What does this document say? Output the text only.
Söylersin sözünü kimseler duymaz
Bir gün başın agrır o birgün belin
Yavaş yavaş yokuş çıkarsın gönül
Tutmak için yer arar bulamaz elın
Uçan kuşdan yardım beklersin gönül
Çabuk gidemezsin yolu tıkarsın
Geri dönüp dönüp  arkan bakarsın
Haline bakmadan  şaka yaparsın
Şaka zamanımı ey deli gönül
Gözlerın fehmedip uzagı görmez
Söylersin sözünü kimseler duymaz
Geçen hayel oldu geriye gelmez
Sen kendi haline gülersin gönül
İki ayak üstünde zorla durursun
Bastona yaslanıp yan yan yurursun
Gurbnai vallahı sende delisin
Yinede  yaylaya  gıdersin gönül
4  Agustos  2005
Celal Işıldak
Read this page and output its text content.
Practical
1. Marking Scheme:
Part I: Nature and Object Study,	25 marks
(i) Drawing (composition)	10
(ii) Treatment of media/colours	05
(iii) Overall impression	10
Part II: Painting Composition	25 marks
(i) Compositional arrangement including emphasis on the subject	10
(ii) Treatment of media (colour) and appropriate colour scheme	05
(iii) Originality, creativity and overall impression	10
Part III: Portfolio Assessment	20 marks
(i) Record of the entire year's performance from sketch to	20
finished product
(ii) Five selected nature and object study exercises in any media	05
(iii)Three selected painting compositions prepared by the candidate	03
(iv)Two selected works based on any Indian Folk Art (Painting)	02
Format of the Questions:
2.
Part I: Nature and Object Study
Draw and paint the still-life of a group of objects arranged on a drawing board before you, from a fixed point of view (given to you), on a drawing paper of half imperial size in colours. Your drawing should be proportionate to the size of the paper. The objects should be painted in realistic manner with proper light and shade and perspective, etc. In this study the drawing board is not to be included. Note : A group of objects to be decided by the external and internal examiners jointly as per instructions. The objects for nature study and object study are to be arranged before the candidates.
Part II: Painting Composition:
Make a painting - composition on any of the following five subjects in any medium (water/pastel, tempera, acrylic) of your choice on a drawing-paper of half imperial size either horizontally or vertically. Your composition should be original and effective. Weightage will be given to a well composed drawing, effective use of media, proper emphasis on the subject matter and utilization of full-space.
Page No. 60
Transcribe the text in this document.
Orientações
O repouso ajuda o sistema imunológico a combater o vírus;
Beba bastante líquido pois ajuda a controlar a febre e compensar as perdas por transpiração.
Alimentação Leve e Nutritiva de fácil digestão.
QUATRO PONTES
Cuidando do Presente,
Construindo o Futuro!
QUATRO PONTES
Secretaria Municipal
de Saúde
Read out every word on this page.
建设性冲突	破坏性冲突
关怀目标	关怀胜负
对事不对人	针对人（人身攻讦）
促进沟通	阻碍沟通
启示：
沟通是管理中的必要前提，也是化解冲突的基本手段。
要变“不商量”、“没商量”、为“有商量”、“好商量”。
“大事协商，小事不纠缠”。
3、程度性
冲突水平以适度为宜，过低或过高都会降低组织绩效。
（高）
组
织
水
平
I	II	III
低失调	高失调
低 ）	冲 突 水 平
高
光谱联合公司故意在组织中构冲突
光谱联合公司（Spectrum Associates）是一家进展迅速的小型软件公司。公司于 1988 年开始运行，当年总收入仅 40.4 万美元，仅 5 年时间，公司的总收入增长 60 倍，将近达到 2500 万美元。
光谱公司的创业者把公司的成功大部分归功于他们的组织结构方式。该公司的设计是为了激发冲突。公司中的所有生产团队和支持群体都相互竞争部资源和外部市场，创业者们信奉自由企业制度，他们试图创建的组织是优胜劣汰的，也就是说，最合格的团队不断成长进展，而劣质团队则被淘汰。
☆ ☆ ☆
» Problem requirements:
Copy out the data shown above without altering anything.

» Finished exercise:
What does this document say? Output the text only.
Söylersin sözünü kimseler duymaz
Bir gün başın agrır o birgün belin
Yavaş yavaş yokuş çıkarsın gönül
Tutmak için yer arar bulamaz elın
Uçan kuşdan yardım beklersin gönül
Çabuk gidemezsin yolu tıkarsın
Geri dönüp dönüp  arkan bakarsın
Haline bakmadan  şaka yaparsın
Şaka zamanımı ey deli gönül
Gözlerın fehmedip uzagı görmez
Söylersin sözünü kimseler duymaz
Geçen hayel oldu geriye gelmez
Sen kendi haline gülersin gönül
İki ayak üstünde zorla durursun
Bastona yaslanıp yan yan yurursun
Gurbnai vallahı sende delisin
Yinede  yaylaya  gıdersin gönül
4  Agustos  2005
Celal Işıldak
Read this page and output its text content.
Practical
1. Marking Scheme:
Part I: Nature and Object Study,	25 marks
(i) Drawing (composition)	10
(ii) Treatment of media/colours	05
(iii) Overall impression	10
Part II: Painting Composition	25 marks
(i) Compositional arrangement including emphasis on the subject	10
(ii) Treatment of media (colour) and appropriate colour scheme	05
(iii) Originality, creativity and overall impression	10
Part III: Portfolio Assessment	20 marks
(i) Record of the entire year's performance from sketch to	20
finished product
(ii) Five selected nature and object study exercises in any media	05
(iii)Three selected painting compositions prepared by the candidate	03
(iv)Two selected works based on any Indian Folk Art (Painting)	02
Format of the Questions:
2.
Part I: Nature and Object Study
Draw and paint the still-life of a group of objects arranged on a drawing board before you, from a fixed point of view (given to you), on a drawing paper of half imperial size in colours. Your drawing should be proportionate to the size of the paper. The objects should be painted in realistic manner with proper light and shade and perspective, etc. In this study the drawing board is not to be included. Note : A group of objects to be decided by the external and internal examiners jointly as per instructions. The objects for nature study and object study are to be arranged before the candidates.
Part II: Painting Composition:
Make a painting - composition on any of the following five subjects in any medium (water/pastel, tempera, acrylic) of your choice on a drawing-paper of half imperial size either horizontally or vertically. Your composition should be original and effective. Weightage will be given to a well composed drawing, effective use of media, proper emphasis on the subject matter and utilization of full-space.
Page No. 60
Transcribe the text in this document.
Orientações
O repouso ajuda o sistema imunológico a combater o vírus;
Beba bastante líquido pois ajuda a controlar a febre e compensar as perdas por transpiração.
Alimentação Leve e Nutritiva de fácil digestão.
QUATRO PONTES
Cuidando do Presente,
Construindo o Futuro!
QUATRO PONTES
Secretaria Municipal
de Saúde
Read out every word on this page.
建设性冲突	破坏性冲突
关怀目标	关怀胜负
对事不对人	针对人（人身攻讦）
促进沟通	阻碍沟通
启示：
沟通是管理中的必要前提，也是化解冲突的基本手段。
要变“不商量”、“没商量”、为“有商量”、“好商量”。
“大事协商，小事不纠缠”。
3、程度性
冲突水平以适度为宜，过低或过高都会降低组织绩效。
（高）
组
织
水
平
I	II	III
低失调	高失调
低 ）	冲 突 水 平
高
光谱联合公司故意在组织中构冲突
光谱联合公司（Spectrum Associates）是一家进展迅速的小型软件公司。公司于 1988 年开始运行，当年总收入仅 40.4 万美元，仅 5 年时间，公司的总收入增长 60 倍，将近达到 2500 万美元。
光谱公司的创业者把公司的成功大部分归功于他们的组织结构方式。该公司的设计是为了激发冲突。公司中的所有生产团队和支持群体都相互竞争部资源和外部市场，创业者们信奉自由企业制度，他们试图创建的组织是优胜劣汰的，也就是说，最合格的团队不断成长进展，而劣质团队则被淘汰。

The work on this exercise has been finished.